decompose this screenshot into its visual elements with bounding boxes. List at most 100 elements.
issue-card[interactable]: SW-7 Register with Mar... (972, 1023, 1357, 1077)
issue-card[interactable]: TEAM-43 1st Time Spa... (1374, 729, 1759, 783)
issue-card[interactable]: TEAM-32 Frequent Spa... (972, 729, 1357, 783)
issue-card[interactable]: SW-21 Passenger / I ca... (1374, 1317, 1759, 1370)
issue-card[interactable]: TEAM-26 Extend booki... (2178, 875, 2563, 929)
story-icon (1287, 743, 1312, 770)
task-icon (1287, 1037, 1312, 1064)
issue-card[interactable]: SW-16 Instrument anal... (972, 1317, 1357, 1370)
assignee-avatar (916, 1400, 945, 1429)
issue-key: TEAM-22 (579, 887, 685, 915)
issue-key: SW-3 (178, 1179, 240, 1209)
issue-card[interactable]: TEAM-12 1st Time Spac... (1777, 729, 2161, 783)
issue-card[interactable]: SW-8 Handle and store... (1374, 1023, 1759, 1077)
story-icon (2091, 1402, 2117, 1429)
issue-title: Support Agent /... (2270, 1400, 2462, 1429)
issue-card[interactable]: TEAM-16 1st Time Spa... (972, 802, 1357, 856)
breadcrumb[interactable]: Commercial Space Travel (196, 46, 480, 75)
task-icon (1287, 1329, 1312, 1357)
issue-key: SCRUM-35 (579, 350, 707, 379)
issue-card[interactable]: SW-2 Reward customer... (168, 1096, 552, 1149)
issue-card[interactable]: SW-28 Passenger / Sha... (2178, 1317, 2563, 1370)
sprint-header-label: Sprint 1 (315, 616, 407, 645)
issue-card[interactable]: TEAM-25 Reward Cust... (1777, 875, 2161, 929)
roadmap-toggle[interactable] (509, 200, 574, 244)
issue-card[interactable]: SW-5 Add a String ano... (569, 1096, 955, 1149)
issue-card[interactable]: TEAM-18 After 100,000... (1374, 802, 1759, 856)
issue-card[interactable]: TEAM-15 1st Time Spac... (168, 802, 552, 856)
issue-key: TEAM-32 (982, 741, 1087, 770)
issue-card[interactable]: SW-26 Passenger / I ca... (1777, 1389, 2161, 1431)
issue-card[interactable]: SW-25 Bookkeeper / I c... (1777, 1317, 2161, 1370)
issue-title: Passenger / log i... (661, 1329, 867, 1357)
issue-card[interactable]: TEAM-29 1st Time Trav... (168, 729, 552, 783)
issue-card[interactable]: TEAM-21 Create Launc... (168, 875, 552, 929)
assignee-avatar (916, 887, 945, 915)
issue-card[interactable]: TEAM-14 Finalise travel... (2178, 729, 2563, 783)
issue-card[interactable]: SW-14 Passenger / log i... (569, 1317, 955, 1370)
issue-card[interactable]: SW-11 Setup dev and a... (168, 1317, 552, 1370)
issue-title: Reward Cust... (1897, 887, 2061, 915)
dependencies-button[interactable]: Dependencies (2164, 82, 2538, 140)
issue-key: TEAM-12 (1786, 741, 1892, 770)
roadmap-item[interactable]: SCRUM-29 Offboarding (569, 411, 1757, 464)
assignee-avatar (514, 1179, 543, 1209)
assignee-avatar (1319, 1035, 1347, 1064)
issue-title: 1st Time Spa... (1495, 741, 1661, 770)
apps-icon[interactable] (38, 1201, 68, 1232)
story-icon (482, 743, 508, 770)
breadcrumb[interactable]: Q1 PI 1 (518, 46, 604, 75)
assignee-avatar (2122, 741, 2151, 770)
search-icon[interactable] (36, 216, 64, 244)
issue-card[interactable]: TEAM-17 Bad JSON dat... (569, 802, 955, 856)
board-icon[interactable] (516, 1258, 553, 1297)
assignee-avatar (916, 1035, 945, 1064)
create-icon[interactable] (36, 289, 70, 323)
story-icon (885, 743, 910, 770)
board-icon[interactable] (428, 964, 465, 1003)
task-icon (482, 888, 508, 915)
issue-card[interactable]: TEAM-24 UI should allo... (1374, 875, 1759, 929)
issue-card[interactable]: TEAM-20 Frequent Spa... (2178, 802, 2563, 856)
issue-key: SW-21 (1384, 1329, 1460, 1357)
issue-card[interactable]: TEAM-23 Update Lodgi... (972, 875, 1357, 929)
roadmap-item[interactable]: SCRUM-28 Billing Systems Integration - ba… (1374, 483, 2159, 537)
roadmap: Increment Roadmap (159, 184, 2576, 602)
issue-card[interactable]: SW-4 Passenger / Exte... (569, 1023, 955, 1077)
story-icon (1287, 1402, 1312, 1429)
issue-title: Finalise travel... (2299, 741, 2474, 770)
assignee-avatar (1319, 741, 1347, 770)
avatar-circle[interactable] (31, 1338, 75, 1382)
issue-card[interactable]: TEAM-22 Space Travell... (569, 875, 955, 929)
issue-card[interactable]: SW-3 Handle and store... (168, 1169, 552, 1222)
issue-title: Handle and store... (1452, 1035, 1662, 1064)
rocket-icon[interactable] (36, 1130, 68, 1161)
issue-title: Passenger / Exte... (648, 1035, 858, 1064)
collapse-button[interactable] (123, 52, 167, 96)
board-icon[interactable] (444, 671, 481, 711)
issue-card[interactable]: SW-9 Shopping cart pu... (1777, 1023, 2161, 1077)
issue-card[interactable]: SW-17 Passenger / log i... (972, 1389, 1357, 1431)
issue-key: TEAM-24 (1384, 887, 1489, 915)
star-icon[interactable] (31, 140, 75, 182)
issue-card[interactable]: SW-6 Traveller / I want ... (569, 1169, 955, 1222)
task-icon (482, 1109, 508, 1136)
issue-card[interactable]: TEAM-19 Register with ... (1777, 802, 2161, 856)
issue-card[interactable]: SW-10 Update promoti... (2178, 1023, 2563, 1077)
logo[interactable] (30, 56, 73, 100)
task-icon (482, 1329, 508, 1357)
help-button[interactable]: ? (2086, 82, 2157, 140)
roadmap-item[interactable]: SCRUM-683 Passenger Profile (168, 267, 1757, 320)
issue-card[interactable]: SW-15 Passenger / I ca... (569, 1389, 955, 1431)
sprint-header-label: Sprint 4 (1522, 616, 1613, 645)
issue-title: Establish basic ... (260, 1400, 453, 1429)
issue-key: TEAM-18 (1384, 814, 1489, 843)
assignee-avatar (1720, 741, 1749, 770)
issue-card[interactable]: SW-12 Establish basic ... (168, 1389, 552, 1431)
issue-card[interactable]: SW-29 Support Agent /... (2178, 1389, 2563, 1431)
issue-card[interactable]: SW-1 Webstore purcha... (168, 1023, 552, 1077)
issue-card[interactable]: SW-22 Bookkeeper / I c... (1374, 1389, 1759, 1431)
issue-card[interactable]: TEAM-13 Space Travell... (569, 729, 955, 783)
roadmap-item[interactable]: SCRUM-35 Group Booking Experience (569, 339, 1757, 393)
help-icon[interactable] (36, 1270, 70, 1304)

──────────

Reproduce the data above line for line, without changing anything.

OUTPUT
decompose this screenshot into its visual elements with bounding boxes. List at most 100 elements.
issue-card[interactable]: SW-7 Register with Mar... (972, 1023, 1357, 1077)
issue-card[interactable]: TEAM-43 1st Time Spa... (1374, 729, 1759, 783)
issue-card[interactable]: TEAM-32 Frequent Spa... (972, 729, 1357, 783)
issue-card[interactable]: SW-21 Passenger / I ca... (1374, 1317, 1759, 1370)
issue-card[interactable]: TEAM-26 Extend booki... (2178, 875, 2563, 929)
story-icon (1287, 743, 1312, 770)
task-icon (1287, 1037, 1312, 1064)
issue-card[interactable]: SW-16 Instrument anal... (972, 1317, 1357, 1370)
assignee-avatar (916, 1400, 945, 1429)
issue-key: TEAM-22 (579, 887, 685, 915)
issue-key: SW-3 (178, 1179, 240, 1209)
issue-card[interactable]: TEAM-12 1st Time Spac... (1777, 729, 2161, 783)
issue-card[interactable]: SW-8 Handle and store... (1374, 1023, 1759, 1077)
story-icon (2091, 1402, 2117, 1429)
issue-title: Support Agent /... (2270, 1400, 2462, 1429)
issue-card[interactable]: TEAM-16 1st Time Spa... (972, 802, 1357, 856)
breadcrumb[interactable]: Commercial Space Travel (196, 46, 480, 75)
task-icon (1287, 1329, 1312, 1357)
issue-key: SCRUM-35 (579, 350, 707, 379)
issue-card[interactable]: SW-2 Reward customer... (168, 1096, 552, 1149)
issue-card[interactable]: SW-28 Passenger / Sha... (2178, 1317, 2563, 1370)
sprint-header-label: Sprint 1 (315, 616, 407, 645)
issue-card[interactable]: TEAM-25 Reward Cust... (1777, 875, 2161, 929)
roadmap-toggle[interactable] (509, 200, 574, 244)
issue-card[interactable]: SW-5 Add a String ano... (569, 1096, 955, 1149)
issue-card[interactable]: TEAM-18 After 100,000... (1374, 802, 1759, 856)
issue-card[interactable]: TEAM-15 1st Time Spac... (168, 802, 552, 856)
issue-key: TEAM-32 (982, 741, 1087, 770)
issue-card[interactable]: SW-26 Passenger / I ca... (1777, 1389, 2161, 1431)
issue-card[interactable]: SW-25 Bookkeeper / I c... (1777, 1317, 2161, 1370)
issue-title: Passenger / log i... (661, 1329, 867, 1357)
issue-card[interactable]: TEAM-29 1st Time Trav... (168, 729, 552, 783)
issue-card[interactable]: TEAM-21 Create Launc... (168, 875, 552, 929)
assignee-avatar (916, 887, 945, 915)
issue-card[interactable]: TEAM-14 Finalise travel... (2178, 729, 2563, 783)
issue-card[interactable]: SW-14 Passenger / log i... (569, 1317, 955, 1370)
issue-card[interactable]: SW-11 Setup dev and a... (168, 1317, 552, 1370)
issue-title: Reward Cust... (1897, 887, 2061, 915)
dependencies-button[interactable]: Dependencies (2164, 82, 2538, 140)
issue-key: TEAM-12 (1786, 741, 1892, 770)
roadmap-item[interactable]: SCRUM-29 Offboarding (569, 411, 1757, 464)
assignee-avatar (514, 1179, 543, 1209)
assignee-avatar (1319, 1035, 1347, 1064)
issue-title: 1st Time Spa... (1495, 741, 1661, 770)
apps-icon[interactable] (38, 1201, 68, 1232)
story-icon (482, 743, 508, 770)
breadcrumb[interactable]: Q1 PI 1 (518, 46, 604, 75)
assignee-avatar (2122, 741, 2151, 770)
search-icon[interactable] (36, 216, 64, 244)
issue-card[interactable]: TEAM-17 Bad JSON dat... (569, 802, 955, 856)
board-icon[interactable] (516, 1258, 553, 1297)
assignee-avatar (916, 1035, 945, 1064)
create-icon[interactable] (36, 289, 70, 323)
story-icon (885, 743, 910, 770)
board-icon[interactable] (428, 964, 465, 1003)
task-icon (482, 888, 508, 915)
issue-card[interactable]: TEAM-24 UI should allo... (1374, 875, 1759, 929)
issue-card[interactable]: TEAM-20 Frequent Spa... (2178, 802, 2563, 856)
issue-key: SW-21 (1384, 1329, 1460, 1357)
issue-card[interactable]: TEAM-23 Update Lodgi... (972, 875, 1357, 929)
roadmap-item[interactable]: SCRUM-28 Billing Systems Integration - ba… (1374, 483, 2159, 537)
roadmap: Increment Roadmap (159, 184, 2576, 602)
issue-card[interactable]: SW-4 Passenger / Exte... (569, 1023, 955, 1077)
story-icon (1287, 1402, 1312, 1429)
issue-title: Finalise travel... (2299, 741, 2474, 770)
assignee-avatar (1319, 741, 1347, 770)
avatar-circle[interactable] (31, 1338, 75, 1382)
issue-card[interactable]: TEAM-22 Space Travell... (569, 875, 955, 929)
issue-card[interactable]: SW-3 Handle and store... (168, 1169, 552, 1222)
issue-title: Handle and store... (1452, 1035, 1662, 1064)
rocket-icon[interactable] (36, 1130, 68, 1161)
issue-title: Passenger / Exte... (648, 1035, 858, 1064)
collapse-button[interactable] (123, 52, 167, 96)
board-icon[interactable] (444, 671, 481, 711)
issue-card[interactable]: SW-9 Shopping cart pu... (1777, 1023, 2161, 1077)
issue-card[interactable]: SW-17 Passenger / log i... (972, 1389, 1357, 1431)
issue-key: TEAM-24 (1384, 887, 1489, 915)
star-icon[interactable] (31, 140, 75, 182)
issue-card[interactable]: SW-6 Traveller / I want ... (569, 1169, 955, 1222)
task-icon (482, 1109, 508, 1136)
issue-card[interactable]: TEAM-19 Register with ... (1777, 802, 2161, 856)
issue-card[interactable]: SW-10 Update promoti... (2178, 1023, 2563, 1077)
logo[interactable] (30, 56, 73, 100)
task-icon (482, 1329, 508, 1357)
help-button[interactable]: ? (2086, 82, 2157, 140)
roadmap-item[interactable]: SCRUM-683 Passenger Profile (168, 267, 1757, 320)
issue-card[interactable]: SW-15 Passenger / I ca... (569, 1389, 955, 1431)
sprint-header-label: Sprint 4 (1522, 616, 1613, 645)
issue-title: Establish basic ... (260, 1400, 453, 1429)
issue-key: TEAM-18 (1384, 814, 1489, 843)
assignee-avatar (1720, 741, 1749, 770)
issue-card[interactable]: SW-12 Establish basic ... (168, 1389, 552, 1431)
issue-card[interactable]: SW-29 Support Agent /... (2178, 1389, 2563, 1431)
issue-card[interactable]: SW-1 Webstore purcha... (168, 1023, 552, 1077)
issue-card[interactable]: SW-22 Bookkeeper / I c... (1374, 1389, 1759, 1431)
issue-card[interactable]: TEAM-13 Space Travell... (569, 729, 955, 783)
roadmap-item[interactable]: SCRUM-35 Group Booking Experience (569, 339, 1757, 393)
help-icon[interactable] (36, 1270, 70, 1304)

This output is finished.